**Given request:** Copy each line below without leaving any out.
═════ Data supplied ═════
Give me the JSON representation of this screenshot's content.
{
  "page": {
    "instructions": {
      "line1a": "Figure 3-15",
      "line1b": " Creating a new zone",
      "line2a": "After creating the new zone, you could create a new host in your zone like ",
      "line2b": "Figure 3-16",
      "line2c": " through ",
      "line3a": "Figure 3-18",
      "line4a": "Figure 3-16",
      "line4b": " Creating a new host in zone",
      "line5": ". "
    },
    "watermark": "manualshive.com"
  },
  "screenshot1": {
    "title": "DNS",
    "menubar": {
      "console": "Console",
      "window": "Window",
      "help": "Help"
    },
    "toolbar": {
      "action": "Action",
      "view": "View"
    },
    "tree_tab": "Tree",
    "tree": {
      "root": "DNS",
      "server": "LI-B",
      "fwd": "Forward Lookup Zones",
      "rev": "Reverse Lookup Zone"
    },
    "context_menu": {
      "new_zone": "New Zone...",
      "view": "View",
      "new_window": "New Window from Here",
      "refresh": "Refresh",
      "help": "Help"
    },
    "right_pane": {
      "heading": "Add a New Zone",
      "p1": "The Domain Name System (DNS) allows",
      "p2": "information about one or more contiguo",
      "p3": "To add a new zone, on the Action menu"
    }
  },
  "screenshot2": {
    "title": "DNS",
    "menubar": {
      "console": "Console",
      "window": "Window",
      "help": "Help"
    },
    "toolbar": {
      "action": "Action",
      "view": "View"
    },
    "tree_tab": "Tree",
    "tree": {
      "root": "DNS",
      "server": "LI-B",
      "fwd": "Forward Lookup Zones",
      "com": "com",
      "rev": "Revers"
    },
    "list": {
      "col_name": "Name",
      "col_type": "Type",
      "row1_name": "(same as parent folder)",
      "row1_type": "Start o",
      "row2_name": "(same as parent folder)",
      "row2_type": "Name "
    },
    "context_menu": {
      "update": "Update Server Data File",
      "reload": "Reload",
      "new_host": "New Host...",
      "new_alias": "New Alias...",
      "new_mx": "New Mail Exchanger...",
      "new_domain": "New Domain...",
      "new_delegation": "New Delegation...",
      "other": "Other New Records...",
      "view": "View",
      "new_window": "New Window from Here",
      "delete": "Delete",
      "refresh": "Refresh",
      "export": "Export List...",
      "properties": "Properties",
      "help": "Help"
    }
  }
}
═════
**Finished task:**
Give me the JSON representation of this screenshot's content.
{
  "page": {
    "instructions": {
      "line1a": "Figure 3-15",
      "line1b": " Creating a new zone",
      "line2a": "After creating the new zone, you could create a new host in your zone like ",
      "line2b": "Figure 3-16",
      "line2c": " through ",
      "line3a": "Figure 3-18",
      "line4a": "Figure 3-16",
      "line4b": " Creating a new host in zone",
      "line5": ". "
    },
    "watermark": "manualshive.com"
  },
  "screenshot1": {
    "title": "DNS",
    "menubar": {
      "console": "Console",
      "window": "Window",
      "help": "Help"
    },
    "toolbar": {
      "action": "Action",
      "view": "View"
    },
    "tree_tab": "Tree",
    "tree": {
      "root": "DNS",
      "server": "LI-B",
      "fwd": "Forward Lookup Zones",
      "rev": "Reverse Lookup Zone"
    },
    "context_menu": {
      "new_zone": "New Zone...",
      "view": "View",
      "new_window": "New Window from Here",
      "refresh": "Refresh",
      "help": "Help"
    },
    "right_pane": {
      "heading": "Add a New Zone",
      "p1": "The Domain Name System (DNS) allows",
      "p2": "information about one or more contiguo",
      "p3": "To add a new zone, on the Action menu"
    }
  },
  "screenshot2": {
    "title": "DNS",
    "menubar": {
      "console": "Console",
      "window": "Window",
      "help": "Help"
    },
    "toolbar": {
      "action": "Action",
      "view": "View"
    },
    "tree_tab": "Tree",
    "tree": {
      "root": "DNS",
      "server": "LI-B",
      "fwd": "Forward Lookup Zones",
      "com": "com",
      "rev": "Revers"
    },
    "list": {
      "col_name": "Name",
      "col_type": "Type",
      "row1_name": "(same as parent folder)",
      "row1_type": "Start o",
      "row2_name": "(same as parent folder)",
      "row2_type": "Name "
    },
    "context_menu": {
      "update": "Update Server Data File",
      "reload": "Reload",
      "new_host": "New Host...",
      "new_alias": "New Alias...",
      "new_mx": "New Mail Exchanger...",
      "new_domain": "New Domain...",
      "new_delegation": "New Delegation...",
      "other": "Other New Records...",
      "view": "View",
      "new_window": "New Window from Here",
      "delete": "Delete",
      "refresh": "Refresh",
      "export": "Export List...",
      "properties": "Properties",
      "help": "Help"
    }
  }
}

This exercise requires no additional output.